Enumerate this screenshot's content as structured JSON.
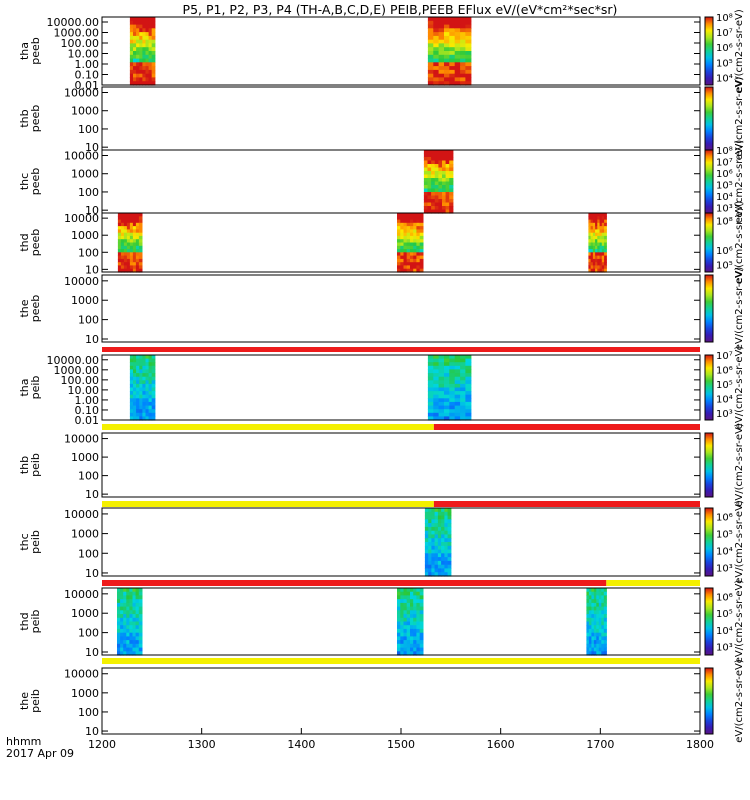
{
  "chart_data": {
    "type": "heatmap",
    "title": "P5, P1, P2, P3, P4 (TH-A,B,C,D,E) PEIB,PEEB EFlux eV/(eV*cm²*sec*sr)",
    "x_axis": {
      "range": [
        1200,
        1800
      ],
      "tick_labels": [
        "1200",
        "1300",
        "1400",
        "1500",
        "1600",
        "1700",
        "1800"
      ],
      "corner_label": "hhmm",
      "date_label": "2017 Apr 09"
    },
    "colorbar_colormap": "rainbow (purple-blue-cyan-green-yellow-red)",
    "panels": [
      {
        "ylabel": [
          "tha",
          "peeb"
        ],
        "yrange": [
          0.01,
          30000
        ],
        "ylog": true,
        "ytick_labels": [
          "10000.00",
          "1000.00",
          "100.00",
          "10.00",
          "1.00",
          "0.10",
          "0.01"
        ],
        "colorbar": {
          "label": "eV/(cm2-s-sr-eV)",
          "tick_labels": [
            "10⁸",
            "10⁷",
            "10⁶",
            "10⁵",
            "10⁴"
          ],
          "exp_range": [
            3.5,
            8
          ]
        },
        "data_intervals": [
          [
            1228,
            1253
          ],
          [
            1527,
            1570
          ]
        ]
      },
      {
        "ylabel": [
          "thb",
          "peeb"
        ],
        "yrange": [
          7,
          20000
        ],
        "ylog": true,
        "ytick_labels": [
          "10000",
          "1000",
          "100",
          "10"
        ],
        "colorbar": {
          "label": "eV/(cm2-s-sr-eV)",
          "tick_labels": [],
          "exp_range": [
            4,
            8
          ]
        },
        "data_intervals": []
      },
      {
        "ylabel": [
          "thc",
          "peeb"
        ],
        "yrange": [
          7,
          20000
        ],
        "ylog": true,
        "ytick_labels": [
          "10000",
          "1000",
          "100",
          "10"
        ],
        "colorbar": {
          "label": "eV/(cm2-s-sr-eV)",
          "tick_labels": [
            "10⁸",
            "10⁷",
            "10⁶",
            "10⁵",
            "10⁴",
            "10³"
          ],
          "exp_range": [
            2.5,
            8
          ]
        },
        "data_intervals": [
          [
            1523,
            1552
          ]
        ]
      },
      {
        "ylabel": [
          "thd",
          "peeb"
        ],
        "yrange": [
          7,
          20000
        ],
        "ylog": true,
        "ytick_labels": [
          "10000",
          "1000",
          "100",
          "10"
        ],
        "colorbar": {
          "label": "eV/(cm2-s-sr-eV)",
          "tick_labels": [
            "10⁸",
            "10⁶",
            "10⁵"
          ],
          "exp_range": [
            4.5,
            8.5
          ]
        },
        "data_intervals": [
          [
            1216,
            1240
          ],
          [
            1496,
            1522
          ],
          [
            1688,
            1706
          ]
        ]
      },
      {
        "ylabel": [
          "the",
          "peeb"
        ],
        "yrange": [
          7,
          20000
        ],
        "ylog": true,
        "ytick_labels": [
          "10000",
          "1000",
          "100",
          "10"
        ],
        "colorbar": {
          "label": "eV/(cm2-s-sr-eV)",
          "tick_labels": [],
          "exp_range": [
            4,
            8
          ]
        },
        "data_intervals": []
      },
      {
        "ylabel": [
          "tha",
          "peib"
        ],
        "yrange": [
          0.01,
          30000
        ],
        "ylog": true,
        "ytick_labels": [
          "10000.00",
          "1000.00",
          "100.00",
          "10.00",
          "1.00",
          "0.10",
          "0.01"
        ],
        "colorbar": {
          "label": "eV/(cm2-s-sr-eV)",
          "tick_labels": [
            "10⁷",
            "10⁶",
            "10⁵",
            "10⁴",
            "10³"
          ],
          "exp_range": [
            2.5,
            7
          ]
        },
        "data_intervals": [
          [
            1228,
            1253
          ],
          [
            1527,
            1570
          ]
        ]
      },
      {
        "ylabel": [
          "thb",
          "peib"
        ],
        "yrange": [
          7,
          20000
        ],
        "ylog": true,
        "ytick_labels": [
          "10000",
          "1000",
          "100",
          "10"
        ],
        "colorbar": {
          "label": "eV/(cm2-s-sr-eV)",
          "tick_labels": [],
          "exp_range": [
            3,
            7
          ]
        },
        "data_intervals": []
      },
      {
        "ylabel": [
          "thc",
          "peib"
        ],
        "yrange": [
          7,
          20000
        ],
        "ylog": true,
        "ytick_labels": [
          "10000",
          "1000",
          "100",
          "10"
        ],
        "colorbar": {
          "label": "eV/(cm2-s-sr-eV)",
          "tick_labels": [
            "10⁶",
            "10⁵",
            "10⁴",
            "10³"
          ],
          "exp_range": [
            2.5,
            6.5
          ]
        },
        "data_intervals": [
          [
            1524,
            1550
          ]
        ]
      },
      {
        "ylabel": [
          "thd",
          "peib"
        ],
        "yrange": [
          7,
          20000
        ],
        "ylog": true,
        "ytick_labels": [
          "10000",
          "1000",
          "100",
          "10"
        ],
        "colorbar": {
          "label": "eV/(cm2-s-sr-eV)",
          "tick_labels": [
            "10⁶",
            "10⁵",
            "10⁴",
            "10³"
          ],
          "exp_range": [
            2.5,
            6.5
          ]
        },
        "data_intervals": [
          [
            1215,
            1240
          ],
          [
            1496,
            1522
          ],
          [
            1686,
            1706
          ]
        ]
      },
      {
        "ylabel": [
          "the",
          "peib"
        ],
        "yrange": [
          7,
          20000
        ],
        "ylog": true,
        "ytick_labels": [
          "10000",
          "1000",
          "100",
          "10"
        ],
        "colorbar": {
          "label": "eV/(cm2-s-sr-eV)",
          "tick_labels": [],
          "exp_range": [
            3,
            7
          ]
        },
        "data_intervals": []
      }
    ],
    "mode_bars": [
      {
        "position": "below the peeb panels",
        "segments": [
          {
            "x": [
              1200,
              1800
            ],
            "color": "#ee1b1b"
          }
        ]
      },
      {
        "position": "below tha peib",
        "segments": [
          {
            "x": [
              1200,
              1533
            ],
            "color": "#f4f000"
          },
          {
            "x": [
              1533,
              1800
            ],
            "color": "#ee1b1b"
          }
        ]
      },
      {
        "position": "below thb peib",
        "segments": [
          {
            "x": [
              1200,
              1533
            ],
            "color": "#f4f000"
          },
          {
            "x": [
              1533,
              1800
            ],
            "color": "#ee1b1b"
          }
        ]
      },
      {
        "position": "below thc peib",
        "segments": [
          {
            "x": [
              1200,
              1706
            ],
            "color": "#ee1b1b"
          },
          {
            "x": [
              1706,
              1800
            ],
            "color": "#f4f000"
          }
        ]
      },
      {
        "position": "below thd peib",
        "segments": [
          {
            "x": [
              1200,
              1800
            ],
            "color": "#f4f000"
          }
        ]
      }
    ]
  }
}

= SHORT EXERCISE =
Track down every line holding the string "position" and copy it.

= EXERCISE RESPONSE =
        "position": "below the peeb panels",
        "position": "below tha peib",
        "position": "below thb peib",
        "position": "below thc peib",
        "position": "below thd peib",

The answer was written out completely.